• _WHAT IS REQUIRED_
How many lines in the listing below include the word "บเศรษฐก"? Reply with the count alone.

• _STORED DATA_
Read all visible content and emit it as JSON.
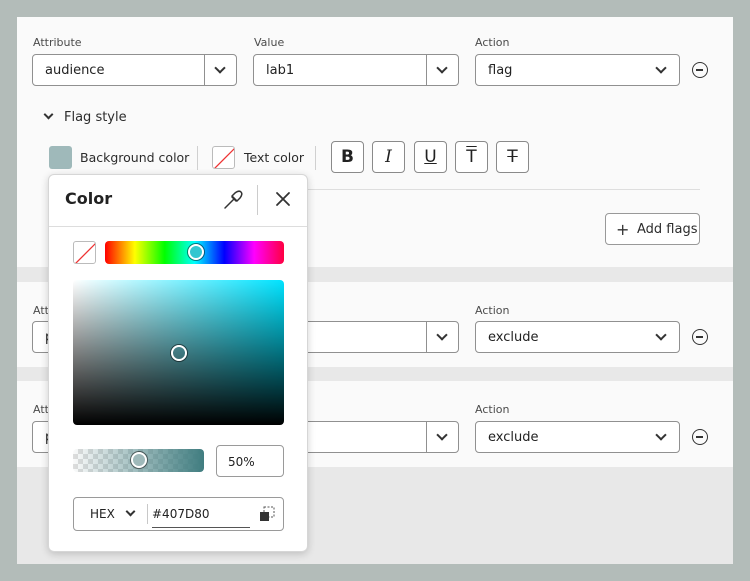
{
  "rule1": {
    "attribute_label": "Attribute",
    "attribute_value": "audience",
    "value_label": "Value",
    "value_value": "lab1",
    "action_label": "Action",
    "action_value": "flag"
  },
  "flag_style": {
    "label": "Flag style",
    "background_label": "Background color",
    "text_label": "Text color",
    "background_color": "#9fb9ba",
    "format_buttons": [
      "B",
      "I",
      "U",
      "T",
      "T"
    ],
    "add_flags_label": "Add flags"
  },
  "rule2": {
    "attribute_label": "Attri",
    "attribute_value": "p",
    "action_label": "Action",
    "action_value": "exclude"
  },
  "rule3": {
    "attribute_label": "Attri",
    "attribute_value": "p",
    "action_label": "Action",
    "action_value": "exclude"
  },
  "color_popover": {
    "title": "Color",
    "hue_position": 0.51,
    "saturation": 0.5,
    "brightness": 0.5,
    "opacity_label": "50%",
    "opacity": 0.5,
    "format": "HEX",
    "hex_value": "#407D80"
  }
}
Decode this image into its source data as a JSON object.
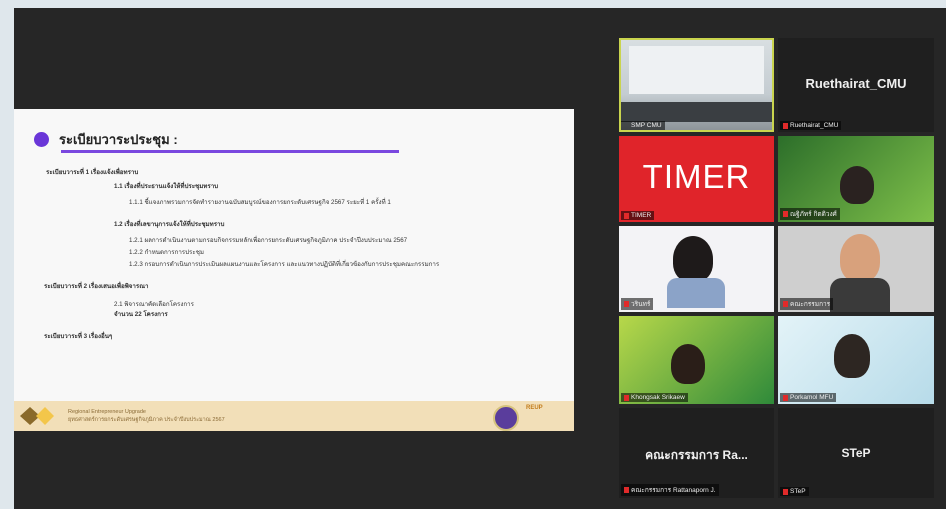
{
  "slide": {
    "title": "ระเบียบวาระประชุม :",
    "agenda": [
      {
        "text": "ระเบียบวาระที่ 1 เรื่องแจ้งเพื่อทราบ",
        "bold": true
      },
      {
        "text": "1.1 เรื่องที่ประธานแจ้งให้ที่ประชุมทราบ",
        "bold": true
      },
      {
        "text": "1.1.1 ชี้แจงภาพรวมการจัดทำรายงานฉบับสมบูรณ์ของการยกระดับเศรษฐกิจ 2567 ระยะที่ 1 ครั้งที่ 1",
        "bold": false
      },
      {
        "text": "1.2 เรื่องที่เลขานุการแจ้งให้ที่ประชุมทราบ",
        "bold": true
      },
      {
        "text": "1.2.1 ผลการดำเนินงานตามกรอบกิจกรรมหลักเพื่อการยกระดับเศรษฐกิจภูมิภาค ประจำปีงบประมาณ 2567",
        "bold": false
      },
      {
        "text": "1.2.2 กำหนดการการประชุม",
        "bold": false
      },
      {
        "text": "1.2.3 กรอบการดำเนินการประเมินผลแผนงานและโครงการ และแนวทางปฏิบัติที่เกี่ยวข้องกับการประชุมคณะกรรมการ",
        "bold": false
      },
      {
        "text": "ระเบียบวาระที่ 2 เรื่องเสนอเพื่อพิจารณา",
        "bold": true
      },
      {
        "text": "2.1 พิจารณาคัดเลือกโครงการ",
        "bold": false
      },
      {
        "text": "จำนวน 22 โครงการ",
        "bold": true
      },
      {
        "text": "ระเบียบวาระที่ 3 เรื่องอื่นๆ",
        "bold": true
      }
    ],
    "footer_line1": "Regional Entrepreneur Upgrade",
    "footer_line2": "ยุทธศาสตร์การยกระดับเศรษฐกิจภูมิภาค ประจำปีงบประมาณ 2567",
    "footer_brand": "REUP"
  },
  "participants": [
    {
      "label": "SMP CMU",
      "kind": "video"
    },
    {
      "label": "Ruethairat_CMU",
      "display": "Ruethairat_CMU",
      "kind": "name"
    },
    {
      "label": "TIMER",
      "display": "TIMER",
      "kind": "timer",
      "color": "#e0242a"
    },
    {
      "label": "ณฐิภัทร์ กิตติวงศ์",
      "kind": "video"
    },
    {
      "label": "วรินทร์",
      "kind": "video"
    },
    {
      "label": "คณะกรรมการ",
      "kind": "video"
    },
    {
      "label": "Khongsak Srikaew",
      "kind": "video"
    },
    {
      "label": "Porkamol MFU",
      "kind": "video"
    },
    {
      "label": "คณะกรรมการ Rattanaporn J.",
      "display": "คณะกรรมการ Ra...",
      "kind": "name"
    },
    {
      "label": "STeP",
      "display": "STeP",
      "kind": "name"
    }
  ],
  "colors": {
    "muted_icon": "#e02a2a",
    "active_speaker": "#c9d44e",
    "accent": "#6a36d8"
  },
  "icons": {
    "muted": "mic-off-icon"
  }
}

• _WORKED SOLUTION_
3